Written instruction.
Set down, please, exactly the lines below that run from the line with "What's the underlying" to the line with "Output a JSON", both lines included.

Supplied records.
□ □ □ □
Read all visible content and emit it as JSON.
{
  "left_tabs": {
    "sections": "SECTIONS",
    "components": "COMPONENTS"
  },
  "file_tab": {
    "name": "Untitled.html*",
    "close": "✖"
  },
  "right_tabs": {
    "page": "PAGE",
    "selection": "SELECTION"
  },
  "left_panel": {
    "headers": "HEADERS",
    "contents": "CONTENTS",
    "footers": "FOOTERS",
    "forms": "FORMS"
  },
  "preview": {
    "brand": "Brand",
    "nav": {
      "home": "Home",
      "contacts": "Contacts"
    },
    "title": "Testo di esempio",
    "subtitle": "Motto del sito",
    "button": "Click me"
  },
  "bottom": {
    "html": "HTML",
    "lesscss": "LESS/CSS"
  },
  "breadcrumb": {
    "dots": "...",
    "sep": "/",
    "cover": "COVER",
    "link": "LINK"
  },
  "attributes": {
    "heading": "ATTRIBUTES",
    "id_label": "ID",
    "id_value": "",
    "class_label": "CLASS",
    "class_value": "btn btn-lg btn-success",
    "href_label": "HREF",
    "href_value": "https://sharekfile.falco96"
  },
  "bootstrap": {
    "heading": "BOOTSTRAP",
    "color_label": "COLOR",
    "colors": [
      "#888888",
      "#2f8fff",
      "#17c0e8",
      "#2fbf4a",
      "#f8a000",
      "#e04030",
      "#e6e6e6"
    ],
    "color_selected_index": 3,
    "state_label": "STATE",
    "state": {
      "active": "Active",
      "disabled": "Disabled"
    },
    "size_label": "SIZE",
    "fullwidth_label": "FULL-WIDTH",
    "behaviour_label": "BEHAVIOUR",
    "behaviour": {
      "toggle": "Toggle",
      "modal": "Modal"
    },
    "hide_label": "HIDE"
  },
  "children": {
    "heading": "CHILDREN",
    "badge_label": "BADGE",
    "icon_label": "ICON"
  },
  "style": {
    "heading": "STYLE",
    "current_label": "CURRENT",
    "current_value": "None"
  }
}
□ □ □ □
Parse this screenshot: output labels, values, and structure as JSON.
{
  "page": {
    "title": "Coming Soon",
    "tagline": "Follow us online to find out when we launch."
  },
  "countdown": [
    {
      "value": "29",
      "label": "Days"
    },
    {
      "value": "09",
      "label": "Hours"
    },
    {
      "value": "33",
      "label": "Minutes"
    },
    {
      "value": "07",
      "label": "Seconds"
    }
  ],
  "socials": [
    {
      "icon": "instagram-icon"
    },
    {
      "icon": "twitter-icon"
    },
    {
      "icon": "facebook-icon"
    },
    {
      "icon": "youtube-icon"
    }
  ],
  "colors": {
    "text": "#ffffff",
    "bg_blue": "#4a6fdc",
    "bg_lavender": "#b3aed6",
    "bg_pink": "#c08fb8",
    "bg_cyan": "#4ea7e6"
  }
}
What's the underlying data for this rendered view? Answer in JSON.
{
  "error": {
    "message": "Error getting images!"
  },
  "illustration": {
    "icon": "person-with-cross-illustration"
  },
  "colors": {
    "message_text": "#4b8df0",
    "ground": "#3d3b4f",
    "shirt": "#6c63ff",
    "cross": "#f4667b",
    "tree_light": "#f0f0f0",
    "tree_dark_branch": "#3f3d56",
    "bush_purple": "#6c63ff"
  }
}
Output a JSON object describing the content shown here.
□ □ □ □
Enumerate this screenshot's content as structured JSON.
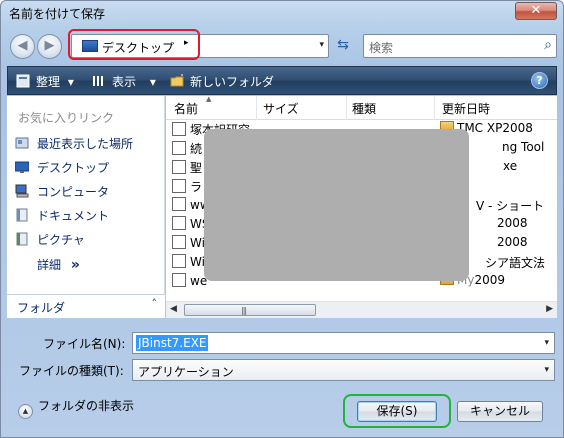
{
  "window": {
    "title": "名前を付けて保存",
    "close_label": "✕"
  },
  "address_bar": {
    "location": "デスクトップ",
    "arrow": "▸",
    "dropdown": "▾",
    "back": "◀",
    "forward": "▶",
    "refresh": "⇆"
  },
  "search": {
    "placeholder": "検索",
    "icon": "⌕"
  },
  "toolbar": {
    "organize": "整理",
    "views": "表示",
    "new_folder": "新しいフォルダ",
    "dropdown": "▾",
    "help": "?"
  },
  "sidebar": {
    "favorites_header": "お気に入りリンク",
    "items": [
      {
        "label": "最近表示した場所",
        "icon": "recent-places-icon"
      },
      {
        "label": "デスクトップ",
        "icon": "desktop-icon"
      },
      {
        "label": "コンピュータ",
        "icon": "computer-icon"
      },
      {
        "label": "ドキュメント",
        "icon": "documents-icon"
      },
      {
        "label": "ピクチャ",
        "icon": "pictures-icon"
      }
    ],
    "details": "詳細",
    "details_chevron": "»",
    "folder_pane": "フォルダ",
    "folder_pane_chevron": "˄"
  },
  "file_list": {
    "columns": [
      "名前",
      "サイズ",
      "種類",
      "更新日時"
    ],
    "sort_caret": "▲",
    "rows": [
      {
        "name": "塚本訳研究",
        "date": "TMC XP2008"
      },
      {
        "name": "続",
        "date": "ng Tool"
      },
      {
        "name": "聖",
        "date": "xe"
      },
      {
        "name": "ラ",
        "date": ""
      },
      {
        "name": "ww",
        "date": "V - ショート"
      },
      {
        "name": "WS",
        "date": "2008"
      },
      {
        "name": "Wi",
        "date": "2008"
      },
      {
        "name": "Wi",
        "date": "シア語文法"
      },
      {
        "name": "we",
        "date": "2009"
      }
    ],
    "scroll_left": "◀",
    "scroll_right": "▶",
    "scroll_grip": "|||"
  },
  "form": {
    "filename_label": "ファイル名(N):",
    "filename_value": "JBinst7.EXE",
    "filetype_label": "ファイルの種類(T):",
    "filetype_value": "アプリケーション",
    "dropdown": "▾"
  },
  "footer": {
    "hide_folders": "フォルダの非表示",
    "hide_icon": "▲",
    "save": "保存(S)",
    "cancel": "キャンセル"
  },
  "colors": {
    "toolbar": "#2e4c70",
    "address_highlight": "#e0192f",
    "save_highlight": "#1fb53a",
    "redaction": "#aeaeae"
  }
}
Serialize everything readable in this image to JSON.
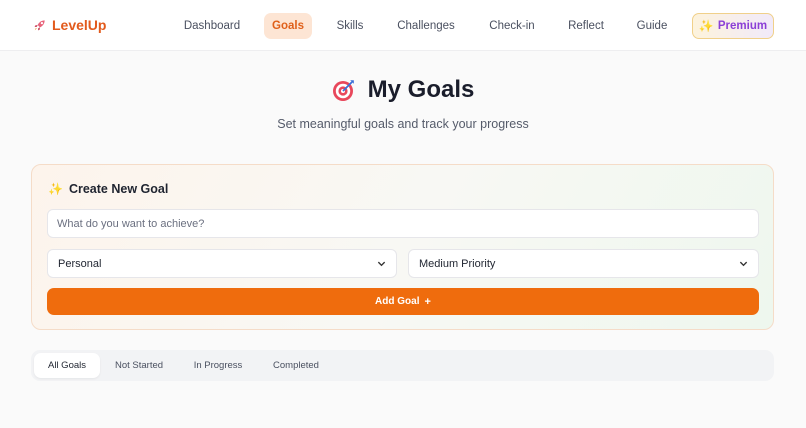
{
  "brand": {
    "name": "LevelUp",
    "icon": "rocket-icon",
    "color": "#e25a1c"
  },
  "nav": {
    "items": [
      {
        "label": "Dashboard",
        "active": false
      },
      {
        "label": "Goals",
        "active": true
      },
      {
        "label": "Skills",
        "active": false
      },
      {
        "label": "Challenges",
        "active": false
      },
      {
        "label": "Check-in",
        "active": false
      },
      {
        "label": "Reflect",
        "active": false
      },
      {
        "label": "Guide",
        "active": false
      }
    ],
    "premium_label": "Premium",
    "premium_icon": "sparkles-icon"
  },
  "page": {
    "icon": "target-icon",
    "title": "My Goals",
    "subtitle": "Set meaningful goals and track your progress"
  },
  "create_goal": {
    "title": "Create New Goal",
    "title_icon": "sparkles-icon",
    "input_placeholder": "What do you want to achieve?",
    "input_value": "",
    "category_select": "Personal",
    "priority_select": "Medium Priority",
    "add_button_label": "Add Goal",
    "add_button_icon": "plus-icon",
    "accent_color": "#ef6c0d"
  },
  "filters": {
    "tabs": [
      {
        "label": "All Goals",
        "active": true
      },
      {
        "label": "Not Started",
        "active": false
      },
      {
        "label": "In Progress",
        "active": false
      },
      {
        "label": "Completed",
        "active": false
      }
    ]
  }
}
□ □ □ □
Finished exercise.
What's the underlying data for this rendered view? Answer in JSON.
{
  "error": {
    "message": "Error getting images!"
  },
  "illustration": {
    "icon": "person-with-cross-illustration"
  },
  "colors": {
    "message_text": "#4b8df0",
    "ground": "#3d3b4f",
    "shirt": "#6c63ff",
    "cross": "#f4667b",
    "tree_light": "#f0f0f0",
    "tree_dark_branch": "#3f3d56",
    "bush_purple": "#6c63ff"
  }
}
Output a JSON object describing the content shown here.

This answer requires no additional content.